WHAT TO WORK ON
Please continue the forum post about reclaiming disk space after compressing a large read-only database, starting right after its final sentence.

1

I have a very large read-only DB with ~30 tables. The total size of the DB is around 13TB, with the largest table around 4.5 TB. (There are 10 or so tables with size 1TB+, and then several smaller tables.) Currently the DB is split up into 8 data files, all in the PRIMARY filegroup.

I've applied PAGE level data compression on some of the large tables, which has reduced the size of the DB to 10TB or so, however, I'd really like to reclaim some of the space on disk. (This data set is READ-ONLY - it will never grow.)

I realize that shrinking the files will cause tons of fragmentation, which could be fixed by rebuilding all the indexes, but rebuilding the indexes will probably cause the files to grow all over again...argh!

Which leads to my question(s) about how to reclaim disk space after compression:

  • Is my only solution to copy all the tables / data into new filegroups with smaller files, drop the original tables, and then empty / drop or shrink the original files?
  • is anyone aware of any script or tool that will help me decide the optimum file sizes I need?
  • Would the best practice be to
    1. create new table on new filegroup with clustered index + PAGE compression
    2. insert / select from original table into new table (with TF 610 and tablock)
    3. drop original table
    4. Create non-clustered indexes on new filegroup

This seems like a big undertaking that will take a long time because I'm going to have to basically re-create my entire database...again. Is there a simpler solution that I'm missing?

EXTRACTED DATA

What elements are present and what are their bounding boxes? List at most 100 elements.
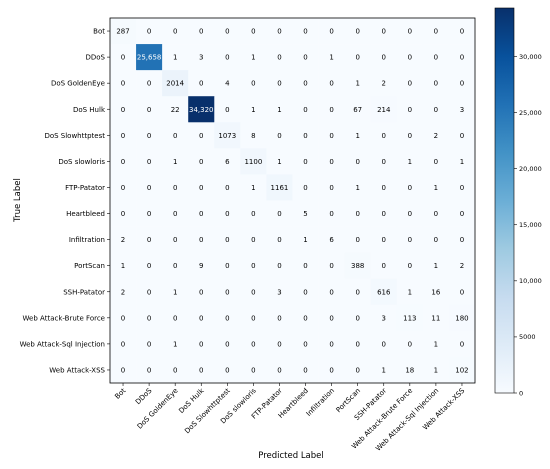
heatmap-cell <box>266 96 293 123</box>
cell-value: 0 <box>303 262 307 270</box>
cell-value: 1 <box>355 80 359 88</box>
cell-value: 0 <box>303 132 307 140</box>
cell-value: 0 <box>147 158 151 166</box>
heatmap-cell <box>344 44 372 71</box>
heatmap-cell <box>422 356 450 384</box>
cell-value: 0 <box>251 210 255 218</box>
cell-value: 0 <box>173 314 177 322</box>
cell-value: 0 <box>277 314 281 322</box>
cell-value: 0 <box>408 106 412 114</box>
cell-value: 0 <box>434 54 438 62</box>
cell-value: 0 <box>329 158 333 166</box>
cell-value: 102 <box>455 366 468 374</box>
colorbar-tick-label: 30,000 <box>519 53 542 61</box>
heatmap-cell <box>266 148 293 175</box>
heatmap-cell <box>266 304 293 332</box>
cell-value: 0 <box>460 54 464 62</box>
heatmap-cell <box>292 18 319 45</box>
heatmap-cell <box>318 278 345 306</box>
heatmap-cell <box>110 70 137 97</box>
heatmap-cell <box>396 148 424 175</box>
heatmap-cell <box>422 304 450 332</box>
cell-value: 0 <box>173 262 177 270</box>
cell-value: 1 <box>355 184 359 192</box>
cell-value: 0 <box>303 54 307 62</box>
heatmap-cell <box>240 174 267 201</box>
cell-value: 0 <box>121 158 125 166</box>
y-tick-label: DoS GoldenEye <box>51 80 105 88</box>
cell-value: 18 <box>405 366 414 374</box>
heatmap-cell <box>110 200 137 227</box>
cell-value: 0 <box>382 184 386 192</box>
heatmap-cell <box>136 356 163 384</box>
heatmap-cell <box>162 18 189 45</box>
heatmap-cell <box>292 200 319 227</box>
cell-value: 0 <box>251 236 255 244</box>
heatmap-cell <box>448 18 476 45</box>
cell-value: 1 <box>408 158 412 166</box>
heatmap-cell <box>162 70 189 97</box>
cell-value: 0 <box>329 314 333 322</box>
cell-value: 0 <box>303 314 307 322</box>
cell-value: 2 <box>460 262 464 270</box>
heatmap-cell <box>266 278 293 306</box>
cell-value: 0 <box>434 106 438 114</box>
heatmap-cell <box>162 122 189 149</box>
cell-value: 0 <box>251 262 255 270</box>
heatmap-cell <box>370 200 398 227</box>
cell-value: 1 <box>434 262 438 270</box>
heatmap-cell <box>318 18 345 45</box>
cell-value: 0 <box>460 28 464 36</box>
cell-value: 0 <box>408 132 412 140</box>
cell-value: 0 <box>408 262 412 270</box>
heatmap-cell <box>344 304 372 332</box>
cell-value: 0 <box>303 80 307 88</box>
cell-value: 0 <box>199 80 203 88</box>
heatmap-cell <box>162 200 189 227</box>
heatmap-cell <box>136 200 163 227</box>
cell-value: 0 <box>329 210 333 218</box>
heatmap-cell <box>214 252 241 280</box>
colorbar-tick-label: 0 <box>519 389 523 397</box>
cell-value: 0 <box>303 28 307 36</box>
cell-value: 0 <box>382 28 386 36</box>
cell-value: 0 <box>408 236 412 244</box>
heatmap-cell <box>266 18 293 45</box>
heatmap-cell <box>292 122 319 149</box>
cell-value: 388 <box>351 262 364 270</box>
cell-value: 0 <box>147 106 151 114</box>
heatmap-cell <box>448 304 476 332</box>
colorbar-gradient <box>494 7 515 394</box>
heatmap-cell <box>344 122 372 149</box>
heatmap-cell <box>448 96 476 123</box>
y-tick-label: Bot <box>93 28 105 36</box>
cell-value: 0 <box>382 236 386 244</box>
cell-value: 0 <box>199 184 203 192</box>
cell-value: 0 <box>199 288 203 296</box>
heatmap-cell <box>344 252 372 280</box>
cell-value: 0 <box>382 158 386 166</box>
heatmap-cell <box>214 356 241 384</box>
y-tick-label: DDoS <box>85 54 105 62</box>
heatmap-cell <box>188 44 215 71</box>
heatmap-cell <box>240 278 267 306</box>
cell-value: 1 <box>329 54 333 62</box>
cell-value: 25,658 <box>137 54 162 62</box>
heatmap-cell <box>266 122 293 149</box>
heatmap-cell <box>240 330 267 358</box>
y-tick-label: FTP-Patator <box>65 184 105 192</box>
heatmap-cell <box>422 44 450 71</box>
heatmap-cell <box>214 122 241 149</box>
heatmap-cell <box>136 174 163 201</box>
cell-value: 0 <box>460 340 464 348</box>
cell-value: 0 <box>329 288 333 296</box>
heatmap-cell <box>396 70 424 97</box>
cell-value: 0 <box>225 184 229 192</box>
cell-value: 0 <box>329 80 333 88</box>
y-tick-label: Web Attack-Brute Force <box>23 314 105 322</box>
heatmap-cell <box>188 304 215 332</box>
cell-value: 0 <box>199 28 203 36</box>
heatmap-cell <box>136 304 163 332</box>
cell-value: 0 <box>408 28 412 36</box>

ANSWER
capnsue
  • 51
  • 2
  • 5
  • Also, is there a performance difference between creating the new clustered index in the new FG with DROP EXISTING, or by just doing INSERT..SELECT after creating the CLI on the new FG? – capnsue Feb 13 '17 at 18:36

1 Answers1

1

Everything has been covered in this whitepaper: Data Compression: Strategy, Capacity Planning and Best Practices

After data compression has completed, the space saved is released to the respective data file(s). However, the space is not released to the filesystem, because the file size doesn’t reduce automatically as part of data compression.

There are several options to release the space to the filesystem by reducing the size of the file(s):

DBCC SHRINKFILE (or) DBCC SHRINKDATABASE :
After DBCC shrink file,the fragmentation will increase.use ALTER INDEX … REORGANIZE and not rebuild .
Also be aware that DBCC SHRINKFILE is single-threaded and may take a long time to complete

If you are compressing all the tables in a filegroup:
- Create a new filegroup.
- Move tables and indexes to the new filegroup while compressing.
After all the tables and indexes from the old filegroup have been compressed and moved to the new filegroup, the old filegroup and its file(s) can be removed to release space to the filesystem.
Be aware of a caveat in this method. If the table has a LOB_DATA allocation unit in the same filegroup, then this method will not move the LOB_DATA to the new filegroup (only the IN_ROW_DATA and ROW_OVERFLOW_DATA allocation units are moved when a clustered index is re-created in a different filegroup). So the old filegroup will not be completely empty, and hence cannot be dropped.

one more option :
There is another solution if you are compressing all the tables in a filegroup. Create an empty table in the new filegroup, compress it, and then copy the data over to the new table using INSERT … SELECT.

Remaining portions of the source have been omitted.